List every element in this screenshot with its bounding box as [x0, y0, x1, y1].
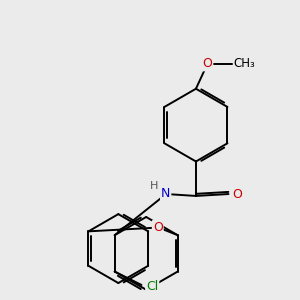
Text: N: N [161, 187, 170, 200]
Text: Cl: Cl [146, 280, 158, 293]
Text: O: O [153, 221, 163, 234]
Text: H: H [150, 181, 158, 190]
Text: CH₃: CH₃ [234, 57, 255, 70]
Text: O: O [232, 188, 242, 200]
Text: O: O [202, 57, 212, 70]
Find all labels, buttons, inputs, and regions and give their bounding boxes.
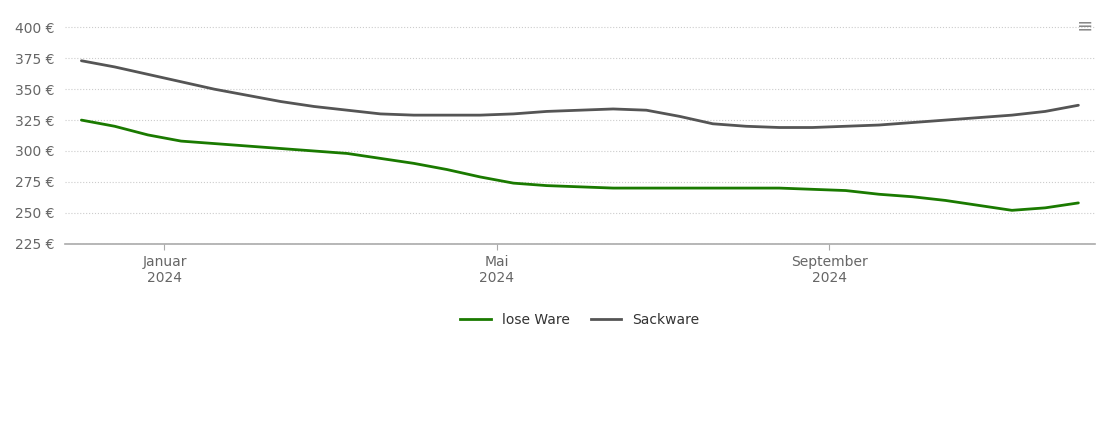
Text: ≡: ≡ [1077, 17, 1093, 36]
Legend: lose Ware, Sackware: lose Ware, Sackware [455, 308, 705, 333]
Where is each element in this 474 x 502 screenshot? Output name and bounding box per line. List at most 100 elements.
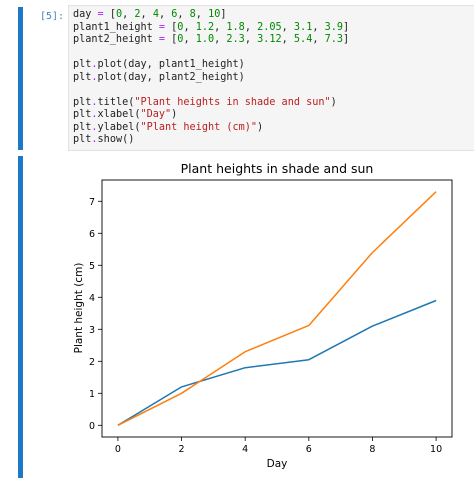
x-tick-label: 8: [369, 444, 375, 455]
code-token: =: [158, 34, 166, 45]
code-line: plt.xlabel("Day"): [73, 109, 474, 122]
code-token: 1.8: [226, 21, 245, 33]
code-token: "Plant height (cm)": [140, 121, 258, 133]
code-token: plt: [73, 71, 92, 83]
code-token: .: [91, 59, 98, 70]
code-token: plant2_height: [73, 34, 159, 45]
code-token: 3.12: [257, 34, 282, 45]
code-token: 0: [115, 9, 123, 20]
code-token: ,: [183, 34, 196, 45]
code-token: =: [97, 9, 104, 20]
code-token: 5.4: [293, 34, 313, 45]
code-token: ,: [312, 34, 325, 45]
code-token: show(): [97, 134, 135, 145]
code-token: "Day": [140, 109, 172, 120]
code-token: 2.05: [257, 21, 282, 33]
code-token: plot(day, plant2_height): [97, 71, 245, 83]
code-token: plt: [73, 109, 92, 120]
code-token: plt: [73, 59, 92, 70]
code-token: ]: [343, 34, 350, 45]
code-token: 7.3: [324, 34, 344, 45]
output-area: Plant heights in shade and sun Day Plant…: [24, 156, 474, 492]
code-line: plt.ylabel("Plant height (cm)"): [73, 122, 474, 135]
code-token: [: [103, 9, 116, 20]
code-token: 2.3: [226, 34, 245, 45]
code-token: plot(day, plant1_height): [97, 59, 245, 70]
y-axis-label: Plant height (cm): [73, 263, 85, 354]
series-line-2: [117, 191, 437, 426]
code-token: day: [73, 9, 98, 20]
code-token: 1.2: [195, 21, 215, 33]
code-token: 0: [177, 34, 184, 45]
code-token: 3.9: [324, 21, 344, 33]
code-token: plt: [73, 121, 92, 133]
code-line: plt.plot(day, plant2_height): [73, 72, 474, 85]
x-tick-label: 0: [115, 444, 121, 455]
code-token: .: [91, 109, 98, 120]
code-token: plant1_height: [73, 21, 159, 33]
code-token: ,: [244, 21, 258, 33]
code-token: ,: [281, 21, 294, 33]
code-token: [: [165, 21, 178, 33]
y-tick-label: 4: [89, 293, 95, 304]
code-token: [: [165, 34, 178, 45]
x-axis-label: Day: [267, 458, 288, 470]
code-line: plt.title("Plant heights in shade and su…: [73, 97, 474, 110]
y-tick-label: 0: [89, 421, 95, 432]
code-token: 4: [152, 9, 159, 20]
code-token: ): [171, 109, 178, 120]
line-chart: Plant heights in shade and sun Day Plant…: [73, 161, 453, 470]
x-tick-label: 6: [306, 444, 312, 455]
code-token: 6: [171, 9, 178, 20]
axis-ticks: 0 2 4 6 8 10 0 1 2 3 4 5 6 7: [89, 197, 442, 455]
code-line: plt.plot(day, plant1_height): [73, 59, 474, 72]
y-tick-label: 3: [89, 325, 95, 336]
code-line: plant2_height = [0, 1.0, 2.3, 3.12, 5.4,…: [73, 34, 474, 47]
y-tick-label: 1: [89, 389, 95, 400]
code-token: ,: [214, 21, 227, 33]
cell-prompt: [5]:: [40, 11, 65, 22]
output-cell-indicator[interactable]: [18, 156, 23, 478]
• • • •
Aim: Rewrite all the rows above, changing "code-token" to "token" and keeping everything else the same. Leave the pictures out.

Task result:
List every element in this screenshot with its bounding box as [x0, y0, x1, y1].
Text: N: N [161, 187, 170, 200]
Text: Cl: Cl [146, 280, 158, 293]
Text: O: O [153, 221, 163, 234]
Text: H: H [150, 181, 158, 190]
Text: CH₃: CH₃ [234, 57, 255, 70]
Text: O: O [232, 188, 242, 200]
Text: O: O [202, 57, 212, 70]
Find all labels, buttons, inputs, and regions and give their bounding boxes.
Text: ≡: ≡ [1077, 17, 1093, 36]
Legend: lose Ware, Sackware: lose Ware, Sackware [455, 308, 705, 333]
Where is each element in this 474 x 502 screenshot? Output name and bounding box per line. List at most 100 elements.
x-tick-label: 8: [369, 444, 375, 455]
token: =: [158, 34, 166, 45]
code-line: plt.xlabel("Day"): [73, 109, 474, 122]
token: 1.8: [226, 21, 245, 33]
token: "Plant height (cm)": [140, 121, 258, 133]
token: plt: [73, 71, 92, 83]
token: .: [91, 59, 98, 70]
token: plant2_height: [73, 34, 159, 45]
token: 3.12: [257, 34, 282, 45]
token: 0: [115, 9, 123, 20]
token: ,: [183, 34, 196, 45]
token: =: [97, 9, 104, 20]
token: 5.4: [293, 34, 313, 45]
token: ,: [312, 34, 325, 45]
token: show(): [97, 134, 135, 145]
token: "Day": [140, 109, 172, 120]
token: 2.05: [257, 21, 282, 33]
token: plot(day, plant2_height): [97, 71, 245, 83]
token: plt: [73, 109, 92, 120]
token: plt: [73, 59, 92, 70]
token: ]: [343, 34, 350, 45]
token: 7.3: [324, 34, 344, 45]
output-area: Plant heights in shade and sun Day Plant…: [24, 156, 474, 492]
code-line: plt.ylabel("Plant height (cm)"): [73, 122, 474, 135]
token: [: [103, 9, 116, 20]
token: 2.3: [226, 34, 245, 45]
token: plot(day, plant1_height): [97, 59, 245, 70]
y-axis-label: Plant height (cm): [73, 263, 85, 354]
series-line-2: [117, 191, 437, 426]
token: day: [73, 9, 98, 20]
token: 1.2: [195, 21, 215, 33]
token: 0: [177, 34, 184, 45]
token: 3.9: [324, 21, 344, 33]
token: plt: [73, 121, 92, 133]
code-line: plt.plot(day, plant2_height): [73, 72, 474, 85]
x-tick-label: 0: [115, 444, 121, 455]
token: .: [91, 109, 98, 120]
token: plant1_height: [73, 21, 159, 33]
token: ,: [244, 21, 258, 33]
token: ,: [281, 21, 294, 33]
token: [: [165, 21, 178, 33]
y-tick-label: 4: [89, 293, 95, 304]
token: [: [165, 34, 178, 45]
x-axis-label: Day: [267, 458, 288, 470]
code-line: plt.title("Plant heights in shade and su…: [73, 97, 474, 110]
y-tick-label: 0: [89, 421, 95, 432]
token: 4: [152, 9, 159, 20]
token: ): [171, 109, 178, 120]
line-chart: Plant heights in shade and sun Day Plant…: [73, 161, 453, 470]
x-tick-label: 6: [306, 444, 312, 455]
token: 6: [171, 9, 178, 20]
axis-ticks: 0 2 4 6 8 10 0 1 2 3 4 5 6 7: [89, 197, 442, 455]
code-line: plt.plot(day, plant1_height): [73, 59, 474, 72]
y-tick-label: 3: [89, 325, 95, 336]
code-line: plant2_height = [0, 1.0, 2.3, 3.12, 5.4,…: [73, 34, 474, 47]
y-tick-label: 1: [89, 389, 95, 400]
token: ,: [214, 21, 227, 33]
cell-prompt: [5]:: [40, 11, 65, 22]
output-cell-indicator[interactable]: [18, 156, 23, 478]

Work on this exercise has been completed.